Stored items
+ + + + + + +
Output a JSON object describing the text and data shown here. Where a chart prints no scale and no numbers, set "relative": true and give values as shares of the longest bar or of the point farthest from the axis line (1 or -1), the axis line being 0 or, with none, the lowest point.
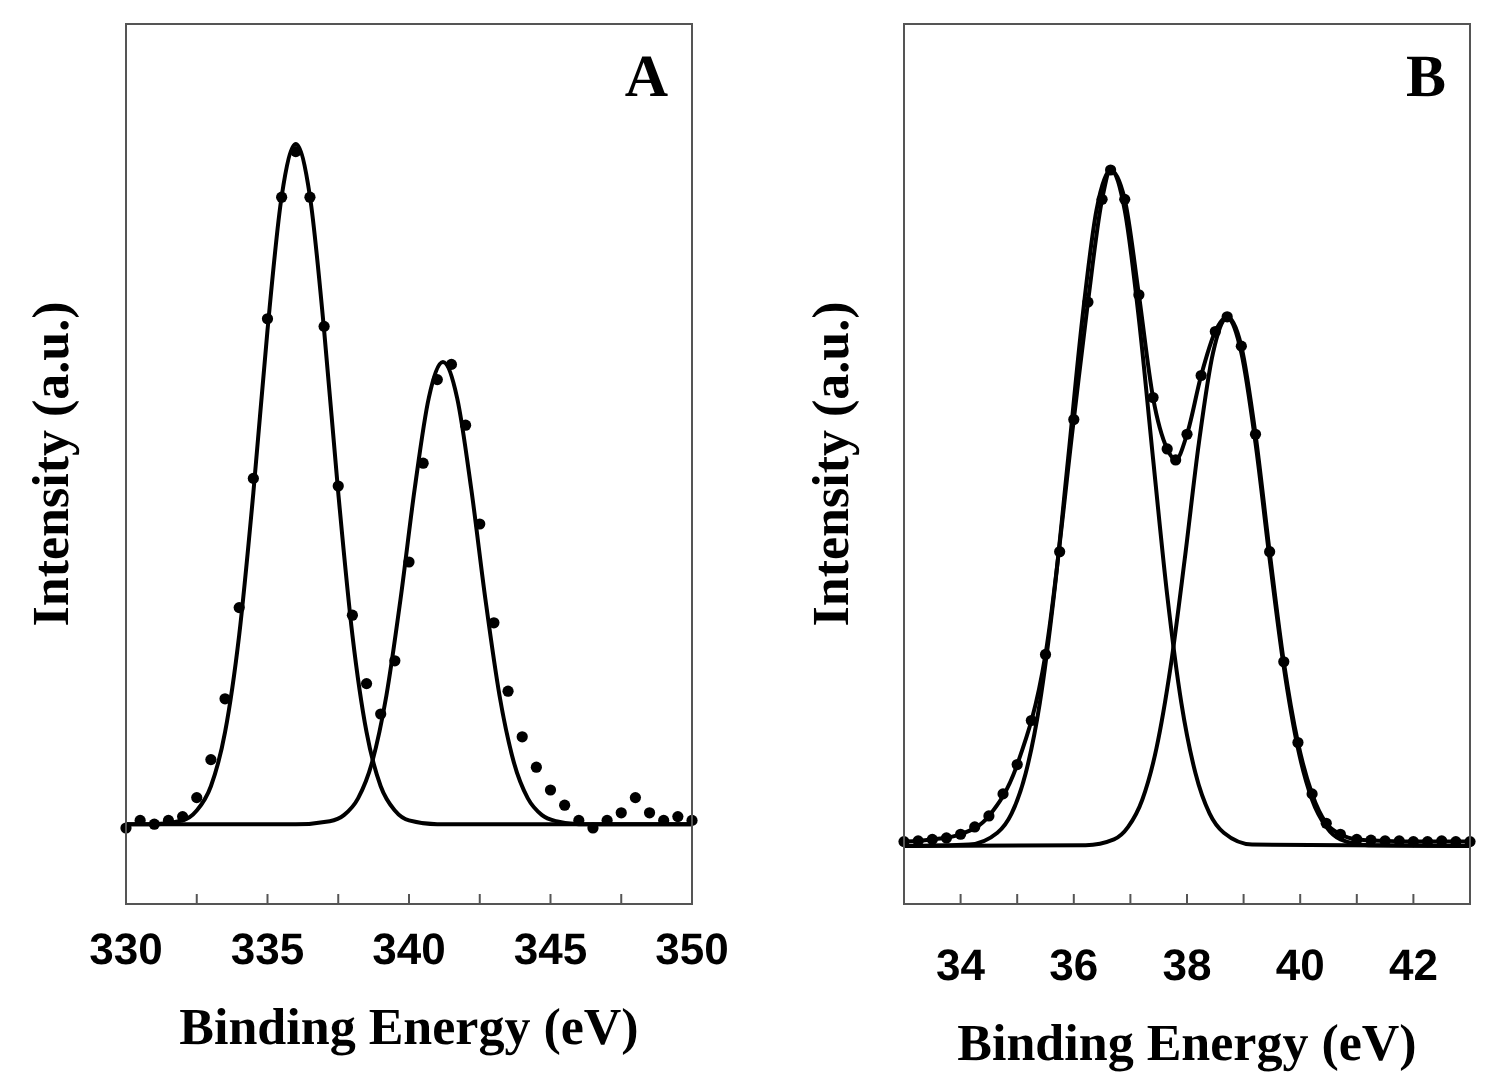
{
  "chart_data": [
    {
      "type": "line",
      "relative": true,
      "xlabel": "Binding Energy (eV)",
      "ylabel": "Intensity (a.u.)",
      "annotations": [
        "A"
      ],
      "grid": false,
      "xlim": [
        330,
        350
      ],
      "xticks": [
        330,
        {
          "value": 332.5,
          "label": null
        },
        335,
        {
          "value": 337.5,
          "label": null
        },
        340,
        {
          "value": 342.5,
          "label": null
        },
        345,
        {
          "value": 347.5,
          "label": null
        },
        350
      ],
      "series": [
        {
          "type": "scatter",
          "marker": "circle",
          "color": "#000000",
          "x": [
            330,
            330.5,
            331,
            331.5,
            332,
            332.5,
            333,
            333.5,
            334,
            334.5,
            335,
            335.5,
            336,
            336.5,
            337,
            337.5,
            338,
            338.5,
            339,
            339.5,
            340,
            340.5,
            341,
            341.5,
            342,
            342.5,
            343,
            343.5,
            344,
            344.5,
            345,
            345.5,
            346,
            346.5,
            347,
            347.5,
            348,
            348.5,
            349,
            349.5,
            350
          ],
          "values": [
            0.1,
            0.11,
            0.105,
            0.11,
            0.115,
            0.14,
            0.19,
            0.27,
            0.39,
            0.56,
            0.77,
            0.93,
            0.99,
            0.93,
            0.76,
            0.55,
            0.38,
            0.29,
            0.25,
            0.32,
            0.45,
            0.58,
            0.69,
            0.71,
            0.63,
            0.5,
            0.37,
            0.28,
            0.22,
            0.18,
            0.15,
            0.13,
            0.11,
            0.1,
            0.11,
            0.12,
            0.14,
            0.12,
            0.11,
            0.115,
            0.11
          ]
        },
        {
          "type": "line",
          "marker": "none",
          "line_style": "solid",
          "color": "#000000",
          "x": [
            330,
            331,
            332,
            332.5,
            333,
            333.5,
            334,
            334.5,
            335,
            335.5,
            336,
            336.5,
            337,
            337.5,
            338,
            338.5,
            339,
            339.5,
            340,
            341,
            350
          ],
          "values": [
            0.105,
            0.105,
            0.11,
            0.123,
            0.155,
            0.226,
            0.354,
            0.541,
            0.755,
            0.931,
            1.0,
            0.931,
            0.755,
            0.541,
            0.354,
            0.226,
            0.155,
            0.123,
            0.11,
            0.105,
            0.105
          ]
        },
        {
          "type": "line",
          "marker": "none",
          "line_style": "solid",
          "color": "#000000",
          "x": [
            330,
            336,
            337.2,
            337.7,
            338.2,
            338.7,
            339.2,
            339.7,
            340.2,
            340.7,
            341.2,
            341.7,
            342.2,
            342.7,
            343.2,
            343.7,
            344.2,
            344.7,
            345.2,
            346,
            350
          ],
          "values": [
            0.105,
            0.105,
            0.109,
            0.117,
            0.139,
            0.187,
            0.274,
            0.401,
            0.546,
            0.666,
            0.713,
            0.666,
            0.546,
            0.401,
            0.274,
            0.187,
            0.139,
            0.117,
            0.109,
            0.105,
            0.105
          ]
        }
      ]
    },
    {
      "type": "line",
      "relative": true,
      "xlabel": "Binding Energy (eV)",
      "ylabel": "Intensity (a.u.)",
      "annotations": [
        "B"
      ],
      "grid": false,
      "xlim": [
        33,
        43
      ],
      "xticks": [
        34,
        {
          "value": 35,
          "label": null
        },
        36,
        {
          "value": 37,
          "label": null
        },
        38,
        {
          "value": 39,
          "label": null
        },
        40,
        {
          "value": 41,
          "label": null
        },
        42
      ],
      "series": [
        {
          "type": "scatter",
          "marker": "circle",
          "color": "#000000",
          "x": [
            33,
            33.25,
            33.5,
            33.75,
            34,
            34.25,
            34.5,
            34.75,
            35,
            35.25,
            35.5,
            35.75,
            36,
            36.25,
            36.5,
            36.65,
            36.9,
            37.15,
            37.4,
            37.65,
            37.8,
            38,
            38.25,
            38.5,
            38.71,
            38.96,
            39.21,
            39.46,
            39.71,
            39.96,
            40.21,
            40.46,
            40.71,
            41,
            41.25,
            41.5,
            41.75,
            42,
            42.25,
            42.5,
            42.75,
            43
          ],
          "values": [
            0.085,
            0.086,
            0.088,
            0.09,
            0.095,
            0.105,
            0.12,
            0.15,
            0.19,
            0.25,
            0.34,
            0.48,
            0.66,
            0.82,
            0.96,
            1.0,
            0.96,
            0.83,
            0.69,
            0.62,
            0.605,
            0.64,
            0.72,
            0.78,
            0.8,
            0.76,
            0.64,
            0.48,
            0.33,
            0.22,
            0.15,
            0.11,
            0.095,
            0.088,
            0.087,
            0.086,
            0.086,
            0.085,
            0.085,
            0.086,
            0.085,
            0.085
          ]
        },
        {
          "type": "line",
          "marker": "none",
          "line_style": "solid",
          "color": "#000000",
          "x": [
            33,
            33.5,
            34,
            34.5,
            35,
            35.5,
            36,
            36.25,
            36.5,
            36.65,
            36.9,
            37.15,
            37.4,
            37.65,
            37.8,
            38,
            38.25,
            38.5,
            38.71,
            38.96,
            39.21,
            39.46,
            39.71,
            39.96,
            40.21,
            40.46,
            40.71,
            41,
            41.5,
            42,
            43
          ],
          "values": [
            0.085,
            0.088,
            0.095,
            0.12,
            0.19,
            0.34,
            0.66,
            0.82,
            0.96,
            1.0,
            0.96,
            0.83,
            0.69,
            0.62,
            0.605,
            0.64,
            0.72,
            0.78,
            0.8,
            0.76,
            0.64,
            0.48,
            0.33,
            0.22,
            0.15,
            0.11,
            0.095,
            0.088,
            0.086,
            0.085,
            0.085
          ]
        },
        {
          "type": "line",
          "marker": "none",
          "line_style": "solid",
          "color": "#000000",
          "x": [
            33,
            34.15,
            34.65,
            34.9,
            35.15,
            35.4,
            35.65,
            35.9,
            36.15,
            36.4,
            36.65,
            36.9,
            37.15,
            37.4,
            37.65,
            37.9,
            38.15,
            38.4,
            38.65,
            39.15,
            43
          ],
          "values": [
            0.079,
            0.081,
            0.097,
            0.123,
            0.178,
            0.274,
            0.421,
            0.607,
            0.797,
            0.945,
            1.0,
            0.945,
            0.797,
            0.607,
            0.421,
            0.274,
            0.178,
            0.123,
            0.097,
            0.081,
            0.079
          ]
        },
        {
          "type": "line",
          "marker": "none",
          "line_style": "solid",
          "color": "#000000",
          "x": [
            33,
            36.21,
            36.71,
            36.96,
            37.21,
            37.46,
            37.71,
            37.96,
            38.21,
            38.46,
            38.71,
            38.96,
            39.21,
            39.46,
            39.71,
            39.96,
            40.21,
            40.46,
            40.71,
            41.21,
            43
          ],
          "values": [
            0.079,
            0.08,
            0.088,
            0.105,
            0.142,
            0.212,
            0.323,
            0.47,
            0.628,
            0.751,
            0.798,
            0.751,
            0.628,
            0.47,
            0.323,
            0.212,
            0.142,
            0.105,
            0.088,
            0.08,
            0.079
          ]
        }
      ]
    }
  ]
}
+ + + + + + +
▶ [What to produce]:
Every entry must be transcribed exactly. Pictures do not belong in the copy.

▶ [Output of the exercise]:
Output a JSON object describing the text and data shown here. Where a chart prints no scale and no numbers, set "relative": true and give values as shares of the longest bar or of the point farthest from the axis line (1 or -1), the axis line being 0 or, with none, the lowest point.
{
  "chart_data": [
    {
      "type": "line",
      "relative": true,
      "xlabel": "Binding Energy (eV)",
      "ylabel": "Intensity (a.u.)",
      "annotations": [
        "A"
      ],
      "grid": false,
      "xlim": [
        330,
        350
      ],
      "xticks": [
        330,
        {
          "value": 332.5,
          "label": null
        },
        335,
        {
          "value": 337.5,
          "label": null
        },
        340,
        {
          "value": 342.5,
          "label": null
        },
        345,
        {
          "value": 347.5,
          "label": null
        },
        350
      ],
      "series": [
        {
          "type": "scatter",
          "marker": "circle",
          "color": "#000000",
          "x": [
            330,
            330.5,
            331,
            331.5,
            332,
            332.5,
            333,
            333.5,
            334,
            334.5,
            335,
            335.5,
            336,
            336.5,
            337,
            337.5,
            338,
            338.5,
            339,
            339.5,
            340,
            340.5,
            341,
            341.5,
            342,
            342.5,
            343,
            343.5,
            344,
            344.5,
            345,
            345.5,
            346,
            346.5,
            347,
            347.5,
            348,
            348.5,
            349,
            349.5,
            350
          ],
          "values": [
            0.1,
            0.11,
            0.105,
            0.11,
            0.115,
            0.14,
            0.19,
            0.27,
            0.39,
            0.56,
            0.77,
            0.93,
            0.99,
            0.93,
            0.76,
            0.55,
            0.38,
            0.29,
            0.25,
            0.32,
            0.45,
            0.58,
            0.69,
            0.71,
            0.63,
            0.5,
            0.37,
            0.28,
            0.22,
            0.18,
            0.15,
            0.13,
            0.11,
            0.1,
            0.11,
            0.12,
            0.14,
            0.12,
            0.11,
            0.115,
            0.11
          ]
        },
        {
          "type": "line",
          "marker": "none",
          "line_style": "solid",
          "color": "#000000",
          "x": [
            330,
            331,
            332,
            332.5,
            333,
            333.5,
            334,
            334.5,
            335,
            335.5,
            336,
            336.5,
            337,
            337.5,
            338,
            338.5,
            339,
            339.5,
            340,
            341,
            350
          ],
          "values": [
            0.105,
            0.105,
            0.11,
            0.123,
            0.155,
            0.226,
            0.354,
            0.541,
            0.755,
            0.931,
            1.0,
            0.931,
            0.755,
            0.541,
            0.354,
            0.226,
            0.155,
            0.123,
            0.11,
            0.105,
            0.105
          ]
        },
        {
          "type": "line",
          "marker": "none",
          "line_style": "solid",
          "color": "#000000",
          "x": [
            330,
            336,
            337.2,
            337.7,
            338.2,
            338.7,
            339.2,
            339.7,
            340.2,
            340.7,
            341.2,
            341.7,
            342.2,
            342.7,
            343.2,
            343.7,
            344.2,
            344.7,
            345.2,
            346,
            350
          ],
          "values": [
            0.105,
            0.105,
            0.109,
            0.117,
            0.139,
            0.187,
            0.274,
            0.401,
            0.546,
            0.666,
            0.713,
            0.666,
            0.546,
            0.401,
            0.274,
            0.187,
            0.139,
            0.117,
            0.109,
            0.105,
            0.105
          ]
        }
      ]
    },
    {
      "type": "line",
      "relative": true,
      "xlabel": "Binding Energy (eV)",
      "ylabel": "Intensity (a.u.)",
      "annotations": [
        "B"
      ],
      "grid": false,
      "xlim": [
        33,
        43
      ],
      "xticks": [
        34,
        {
          "value": 35,
          "label": null
        },
        36,
        {
          "value": 37,
          "label": null
        },
        38,
        {
          "value": 39,
          "label": null
        },
        40,
        {
          "value": 41,
          "label": null
        },
        42
      ],
      "series": [
        {
          "type": "scatter",
          "marker": "circle",
          "color": "#000000",
          "x": [
            33,
            33.25,
            33.5,
            33.75,
            34,
            34.25,
            34.5,
            34.75,
            35,
            35.25,
            35.5,
            35.75,
            36,
            36.25,
            36.5,
            36.65,
            36.9,
            37.15,
            37.4,
            37.65,
            37.8,
            38,
            38.25,
            38.5,
            38.71,
            38.96,
            39.21,
            39.46,
            39.71,
            39.96,
            40.21,
            40.46,
            40.71,
            41,
            41.25,
            41.5,
            41.75,
            42,
            42.25,
            42.5,
            42.75,
            43
          ],
          "values": [
            0.085,
            0.086,
            0.088,
            0.09,
            0.095,
            0.105,
            0.12,
            0.15,
            0.19,
            0.25,
            0.34,
            0.48,
            0.66,
            0.82,
            0.96,
            1.0,
            0.96,
            0.83,
            0.69,
            0.62,
            0.605,
            0.64,
            0.72,
            0.78,
            0.8,
            0.76,
            0.64,
            0.48,
            0.33,
            0.22,
            0.15,
            0.11,
            0.095,
            0.088,
            0.087,
            0.086,
            0.086,
            0.085,
            0.085,
            0.086,
            0.085,
            0.085
          ]
        },
        {
          "type": "line",
          "marker": "none",
          "line_style": "solid",
          "color": "#000000",
          "x": [
            33,
            33.5,
            34,
            34.5,
            35,
            35.5,
            36,
            36.25,
            36.5,
            36.65,
            36.9,
            37.15,
            37.4,
            37.65,
            37.8,
            38,
            38.25,
            38.5,
            38.71,
            38.96,
            39.21,
            39.46,
            39.71,
            39.96,
            40.21,
            40.46,
            40.71,
            41,
            41.5,
            42,
            43
          ],
          "values": [
            0.085,
            0.088,
            0.095,
            0.12,
            0.19,
            0.34,
            0.66,
            0.82,
            0.96,
            1.0,
            0.96,
            0.83,
            0.69,
            0.62,
            0.605,
            0.64,
            0.72,
            0.78,
            0.8,
            0.76,
            0.64,
            0.48,
            0.33,
            0.22,
            0.15,
            0.11,
            0.095,
            0.088,
            0.086,
            0.085,
            0.085
          ]
        },
        {
          "type": "line",
          "marker": "none",
          "line_style": "solid",
          "color": "#000000",
          "x": [
            33,
            34.15,
            34.65,
            34.9,
            35.15,
            35.4,
            35.65,
            35.9,
            36.15,
            36.4,
            36.65,
            36.9,
            37.15,
            37.4,
            37.65,
            37.9,
            38.15,
            38.4,
            38.65,
            39.15,
            43
          ],
          "values": [
            0.079,
            0.081,
            0.097,
            0.123,
            0.178,
            0.274,
            0.421,
            0.607,
            0.797,
            0.945,
            1.0,
            0.945,
            0.797,
            0.607,
            0.421,
            0.274,
            0.178,
            0.123,
            0.097,
            0.081,
            0.079
          ]
        },
        {
          "type": "line",
          "marker": "none",
          "line_style": "solid",
          "color": "#000000",
          "x": [
            33,
            36.21,
            36.71,
            36.96,
            37.21,
            37.46,
            37.71,
            37.96,
            38.21,
            38.46,
            38.71,
            38.96,
            39.21,
            39.46,
            39.71,
            39.96,
            40.21,
            40.46,
            40.71,
            41.21,
            43
          ],
          "values": [
            0.079,
            0.08,
            0.088,
            0.105,
            0.142,
            0.212,
            0.323,
            0.47,
            0.628,
            0.751,
            0.798,
            0.751,
            0.628,
            0.47,
            0.323,
            0.212,
            0.142,
            0.105,
            0.088,
            0.08,
            0.079
          ]
        }
      ]
    }
  ]
}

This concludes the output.